• **Directions for this task**: Copy out every line in the entries below that includes "values".

• **Information provided**:
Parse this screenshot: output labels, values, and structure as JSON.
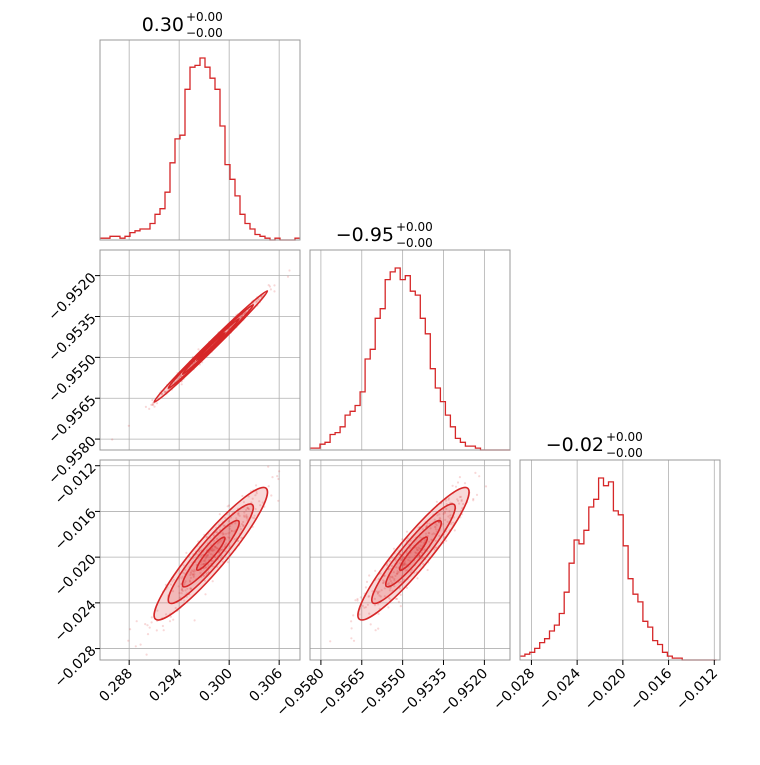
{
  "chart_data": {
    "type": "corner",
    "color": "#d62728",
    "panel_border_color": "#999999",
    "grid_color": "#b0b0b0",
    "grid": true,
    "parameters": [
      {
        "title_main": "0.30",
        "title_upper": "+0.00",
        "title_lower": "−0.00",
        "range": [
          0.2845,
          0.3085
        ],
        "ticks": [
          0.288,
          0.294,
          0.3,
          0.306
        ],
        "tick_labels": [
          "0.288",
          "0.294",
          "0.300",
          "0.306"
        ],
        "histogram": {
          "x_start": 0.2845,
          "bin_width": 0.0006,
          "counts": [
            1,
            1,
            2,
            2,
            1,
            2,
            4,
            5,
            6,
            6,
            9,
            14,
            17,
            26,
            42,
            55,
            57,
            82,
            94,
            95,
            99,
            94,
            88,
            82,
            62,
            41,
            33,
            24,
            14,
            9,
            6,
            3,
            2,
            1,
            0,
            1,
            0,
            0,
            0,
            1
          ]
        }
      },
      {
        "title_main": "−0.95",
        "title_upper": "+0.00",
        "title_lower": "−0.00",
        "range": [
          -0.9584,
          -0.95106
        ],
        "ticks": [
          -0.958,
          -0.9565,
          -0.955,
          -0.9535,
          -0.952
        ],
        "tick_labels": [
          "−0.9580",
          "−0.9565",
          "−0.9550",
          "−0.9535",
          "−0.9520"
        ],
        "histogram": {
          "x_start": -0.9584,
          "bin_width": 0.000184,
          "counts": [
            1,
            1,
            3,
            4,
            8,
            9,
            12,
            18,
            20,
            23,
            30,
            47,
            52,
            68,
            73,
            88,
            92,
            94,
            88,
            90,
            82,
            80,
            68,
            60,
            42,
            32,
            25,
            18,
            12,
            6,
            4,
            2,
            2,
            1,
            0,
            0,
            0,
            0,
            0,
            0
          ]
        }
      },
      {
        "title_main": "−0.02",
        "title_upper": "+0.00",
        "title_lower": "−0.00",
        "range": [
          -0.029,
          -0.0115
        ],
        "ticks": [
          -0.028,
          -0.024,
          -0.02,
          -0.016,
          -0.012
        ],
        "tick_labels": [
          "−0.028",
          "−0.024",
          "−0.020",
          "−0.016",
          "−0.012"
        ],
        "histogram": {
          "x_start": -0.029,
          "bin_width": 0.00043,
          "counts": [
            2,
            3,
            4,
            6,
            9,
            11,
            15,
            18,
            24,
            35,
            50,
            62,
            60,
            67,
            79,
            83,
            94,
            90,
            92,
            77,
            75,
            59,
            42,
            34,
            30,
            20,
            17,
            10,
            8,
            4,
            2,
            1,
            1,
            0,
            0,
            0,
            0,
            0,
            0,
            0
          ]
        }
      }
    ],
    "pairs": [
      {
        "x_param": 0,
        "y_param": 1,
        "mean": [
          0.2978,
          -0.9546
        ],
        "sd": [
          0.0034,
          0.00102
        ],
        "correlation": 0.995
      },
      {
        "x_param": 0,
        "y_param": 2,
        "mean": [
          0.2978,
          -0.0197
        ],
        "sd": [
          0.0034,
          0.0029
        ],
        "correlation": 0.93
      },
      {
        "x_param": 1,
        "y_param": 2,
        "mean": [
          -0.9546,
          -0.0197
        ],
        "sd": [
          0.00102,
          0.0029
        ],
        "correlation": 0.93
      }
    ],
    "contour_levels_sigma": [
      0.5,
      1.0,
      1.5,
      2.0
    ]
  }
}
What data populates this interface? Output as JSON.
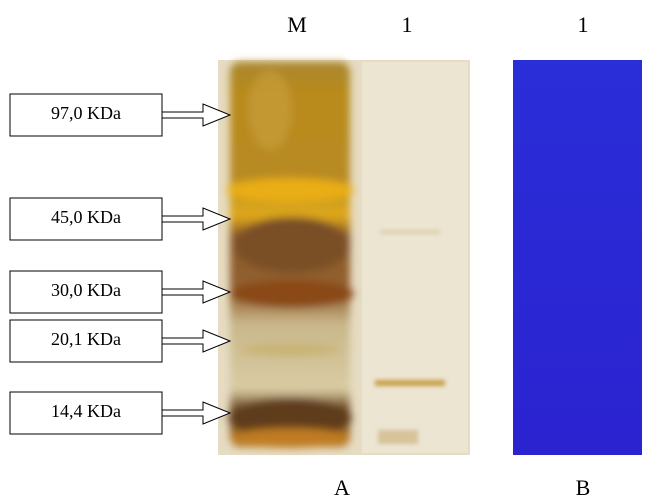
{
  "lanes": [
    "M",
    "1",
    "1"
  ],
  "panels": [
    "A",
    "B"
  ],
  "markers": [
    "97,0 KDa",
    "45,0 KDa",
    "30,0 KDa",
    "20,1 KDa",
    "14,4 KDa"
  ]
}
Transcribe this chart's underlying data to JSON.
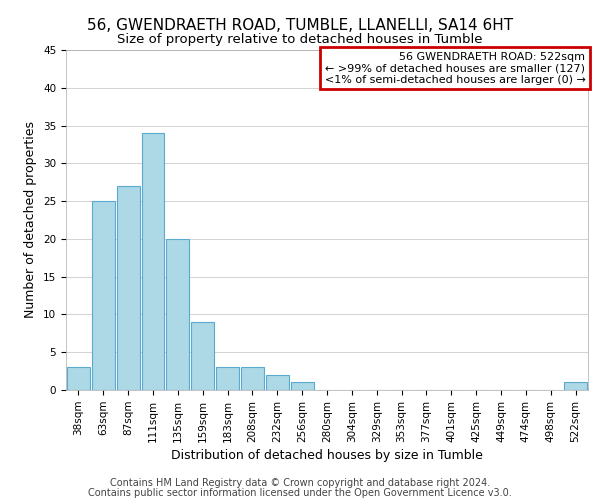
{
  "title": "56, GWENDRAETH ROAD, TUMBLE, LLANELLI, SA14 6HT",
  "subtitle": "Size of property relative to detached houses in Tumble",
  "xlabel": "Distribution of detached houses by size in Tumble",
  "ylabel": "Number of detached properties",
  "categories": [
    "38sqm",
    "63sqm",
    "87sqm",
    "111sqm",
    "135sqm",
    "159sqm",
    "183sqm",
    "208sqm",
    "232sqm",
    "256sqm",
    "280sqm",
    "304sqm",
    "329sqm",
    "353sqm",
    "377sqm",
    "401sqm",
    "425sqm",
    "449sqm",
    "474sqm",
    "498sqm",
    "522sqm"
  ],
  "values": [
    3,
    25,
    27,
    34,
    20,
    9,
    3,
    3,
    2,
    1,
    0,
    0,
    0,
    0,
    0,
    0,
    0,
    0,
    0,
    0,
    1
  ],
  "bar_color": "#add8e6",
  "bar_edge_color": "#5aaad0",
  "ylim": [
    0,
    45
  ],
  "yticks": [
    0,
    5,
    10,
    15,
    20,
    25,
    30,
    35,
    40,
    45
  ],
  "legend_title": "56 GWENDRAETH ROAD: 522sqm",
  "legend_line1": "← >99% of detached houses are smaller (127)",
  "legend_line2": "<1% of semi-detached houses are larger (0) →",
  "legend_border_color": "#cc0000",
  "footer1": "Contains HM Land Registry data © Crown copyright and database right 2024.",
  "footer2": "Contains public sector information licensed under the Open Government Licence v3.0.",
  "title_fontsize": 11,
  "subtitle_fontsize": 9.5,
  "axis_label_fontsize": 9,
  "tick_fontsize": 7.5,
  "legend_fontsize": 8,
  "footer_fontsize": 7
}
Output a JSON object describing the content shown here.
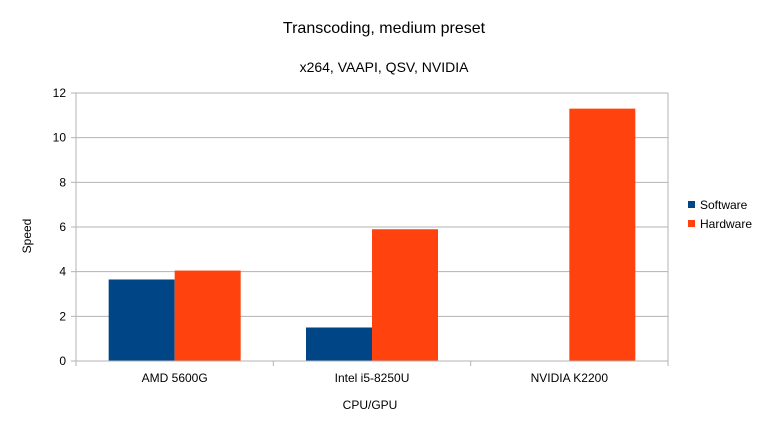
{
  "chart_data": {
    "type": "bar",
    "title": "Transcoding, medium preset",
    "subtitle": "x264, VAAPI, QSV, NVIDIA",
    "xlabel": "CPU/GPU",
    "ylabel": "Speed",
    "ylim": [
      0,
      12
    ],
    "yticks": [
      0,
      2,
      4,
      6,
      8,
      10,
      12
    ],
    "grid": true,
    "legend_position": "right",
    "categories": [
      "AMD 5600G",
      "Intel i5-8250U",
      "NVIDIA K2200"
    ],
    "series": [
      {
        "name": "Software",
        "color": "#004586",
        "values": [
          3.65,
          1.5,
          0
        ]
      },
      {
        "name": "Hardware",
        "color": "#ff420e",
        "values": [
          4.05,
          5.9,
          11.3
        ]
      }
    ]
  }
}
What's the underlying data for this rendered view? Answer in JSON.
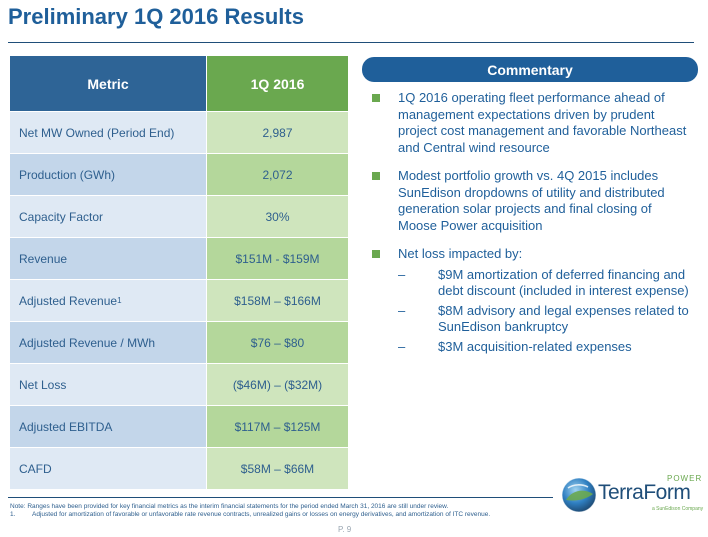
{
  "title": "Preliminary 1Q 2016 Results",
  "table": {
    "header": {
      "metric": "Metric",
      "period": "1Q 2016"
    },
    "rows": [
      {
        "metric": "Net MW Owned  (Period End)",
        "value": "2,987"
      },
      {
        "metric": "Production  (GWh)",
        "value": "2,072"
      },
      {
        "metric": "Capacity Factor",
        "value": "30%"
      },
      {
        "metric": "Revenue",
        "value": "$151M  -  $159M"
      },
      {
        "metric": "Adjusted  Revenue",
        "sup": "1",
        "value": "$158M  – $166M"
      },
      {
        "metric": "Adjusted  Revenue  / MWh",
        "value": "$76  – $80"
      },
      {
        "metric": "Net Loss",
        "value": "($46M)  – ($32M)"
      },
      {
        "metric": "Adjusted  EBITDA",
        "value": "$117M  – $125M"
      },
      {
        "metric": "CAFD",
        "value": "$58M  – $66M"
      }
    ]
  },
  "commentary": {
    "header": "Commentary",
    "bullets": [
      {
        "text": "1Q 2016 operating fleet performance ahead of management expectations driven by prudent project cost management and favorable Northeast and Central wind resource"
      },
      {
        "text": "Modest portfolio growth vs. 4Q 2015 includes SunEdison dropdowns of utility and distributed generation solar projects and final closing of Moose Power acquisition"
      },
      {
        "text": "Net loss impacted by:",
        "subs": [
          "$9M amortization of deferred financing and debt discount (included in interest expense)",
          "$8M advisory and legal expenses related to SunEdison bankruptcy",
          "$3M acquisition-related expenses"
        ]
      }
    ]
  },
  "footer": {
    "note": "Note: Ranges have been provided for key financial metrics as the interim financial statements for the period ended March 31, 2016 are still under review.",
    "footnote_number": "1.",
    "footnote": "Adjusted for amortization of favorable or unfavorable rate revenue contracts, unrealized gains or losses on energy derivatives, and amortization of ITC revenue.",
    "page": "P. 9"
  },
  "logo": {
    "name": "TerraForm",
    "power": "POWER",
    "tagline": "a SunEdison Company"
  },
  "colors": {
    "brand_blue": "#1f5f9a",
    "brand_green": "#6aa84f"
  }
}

• **Final result**:
Parse this screenshot: output labels, values, and structure as JSON.
  "values": [
        "values": [
        "values": [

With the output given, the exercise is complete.